# Problem to solve
Search the material for the word "JSON" and report each line where it turns up.

(Stored items)
================

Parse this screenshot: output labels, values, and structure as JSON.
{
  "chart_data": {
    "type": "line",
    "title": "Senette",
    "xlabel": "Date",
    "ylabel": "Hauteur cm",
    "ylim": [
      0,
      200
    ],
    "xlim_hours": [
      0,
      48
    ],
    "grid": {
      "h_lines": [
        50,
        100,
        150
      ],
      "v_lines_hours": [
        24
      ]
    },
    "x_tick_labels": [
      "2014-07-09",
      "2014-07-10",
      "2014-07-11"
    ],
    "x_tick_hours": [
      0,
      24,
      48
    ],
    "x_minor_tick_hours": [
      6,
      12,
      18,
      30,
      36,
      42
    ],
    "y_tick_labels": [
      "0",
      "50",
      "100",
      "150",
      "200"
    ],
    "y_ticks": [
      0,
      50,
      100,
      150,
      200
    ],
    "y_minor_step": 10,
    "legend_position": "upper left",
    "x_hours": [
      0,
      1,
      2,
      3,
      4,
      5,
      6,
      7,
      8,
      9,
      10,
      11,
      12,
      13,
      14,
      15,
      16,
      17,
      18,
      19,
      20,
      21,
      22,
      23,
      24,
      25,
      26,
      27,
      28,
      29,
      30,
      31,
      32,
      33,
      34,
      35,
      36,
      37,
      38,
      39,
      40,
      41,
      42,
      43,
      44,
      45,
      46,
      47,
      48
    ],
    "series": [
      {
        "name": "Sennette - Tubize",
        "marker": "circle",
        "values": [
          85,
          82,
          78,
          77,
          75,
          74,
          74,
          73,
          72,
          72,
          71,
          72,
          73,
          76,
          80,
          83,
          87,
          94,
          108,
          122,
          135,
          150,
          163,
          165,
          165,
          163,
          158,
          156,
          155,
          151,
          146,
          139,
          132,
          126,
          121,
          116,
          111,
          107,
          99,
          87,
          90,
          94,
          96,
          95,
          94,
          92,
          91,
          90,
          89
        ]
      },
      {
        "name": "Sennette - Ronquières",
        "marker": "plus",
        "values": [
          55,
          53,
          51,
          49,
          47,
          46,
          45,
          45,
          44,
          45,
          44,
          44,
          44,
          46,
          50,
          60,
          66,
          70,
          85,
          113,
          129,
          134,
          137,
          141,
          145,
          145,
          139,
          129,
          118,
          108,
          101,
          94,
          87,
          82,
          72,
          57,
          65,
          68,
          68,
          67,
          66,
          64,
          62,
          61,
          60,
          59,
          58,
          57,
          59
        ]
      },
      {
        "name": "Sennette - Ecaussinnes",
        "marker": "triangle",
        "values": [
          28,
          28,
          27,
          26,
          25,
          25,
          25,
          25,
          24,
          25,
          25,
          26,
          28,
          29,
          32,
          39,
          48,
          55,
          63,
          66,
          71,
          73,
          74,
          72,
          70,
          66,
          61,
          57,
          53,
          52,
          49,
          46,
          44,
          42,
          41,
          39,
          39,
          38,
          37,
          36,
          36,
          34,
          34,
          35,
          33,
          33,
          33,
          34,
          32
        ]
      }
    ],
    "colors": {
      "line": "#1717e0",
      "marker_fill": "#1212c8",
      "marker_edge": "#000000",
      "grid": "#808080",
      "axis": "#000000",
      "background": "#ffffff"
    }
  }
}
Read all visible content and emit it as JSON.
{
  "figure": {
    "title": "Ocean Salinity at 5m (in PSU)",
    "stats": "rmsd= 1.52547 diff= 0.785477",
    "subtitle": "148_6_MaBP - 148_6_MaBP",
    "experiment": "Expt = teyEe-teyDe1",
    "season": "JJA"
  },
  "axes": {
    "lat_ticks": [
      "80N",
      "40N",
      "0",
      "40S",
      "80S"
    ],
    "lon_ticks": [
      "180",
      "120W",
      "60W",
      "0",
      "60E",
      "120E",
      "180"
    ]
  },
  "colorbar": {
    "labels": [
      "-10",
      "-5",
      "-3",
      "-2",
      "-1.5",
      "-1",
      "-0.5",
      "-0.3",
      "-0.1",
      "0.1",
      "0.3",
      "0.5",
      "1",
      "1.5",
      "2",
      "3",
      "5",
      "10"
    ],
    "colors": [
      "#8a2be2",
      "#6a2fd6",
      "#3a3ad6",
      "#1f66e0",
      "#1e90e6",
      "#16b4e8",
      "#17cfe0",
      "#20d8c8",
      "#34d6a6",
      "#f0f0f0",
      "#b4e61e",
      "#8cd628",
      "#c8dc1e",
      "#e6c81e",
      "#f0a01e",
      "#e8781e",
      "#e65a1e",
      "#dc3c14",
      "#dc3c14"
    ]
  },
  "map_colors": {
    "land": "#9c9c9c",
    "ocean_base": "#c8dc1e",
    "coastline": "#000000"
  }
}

================

# Exercise solution
Parse this screenshot: output labels, values, and structure as JSON.
Read all visible content and emit it as JSON.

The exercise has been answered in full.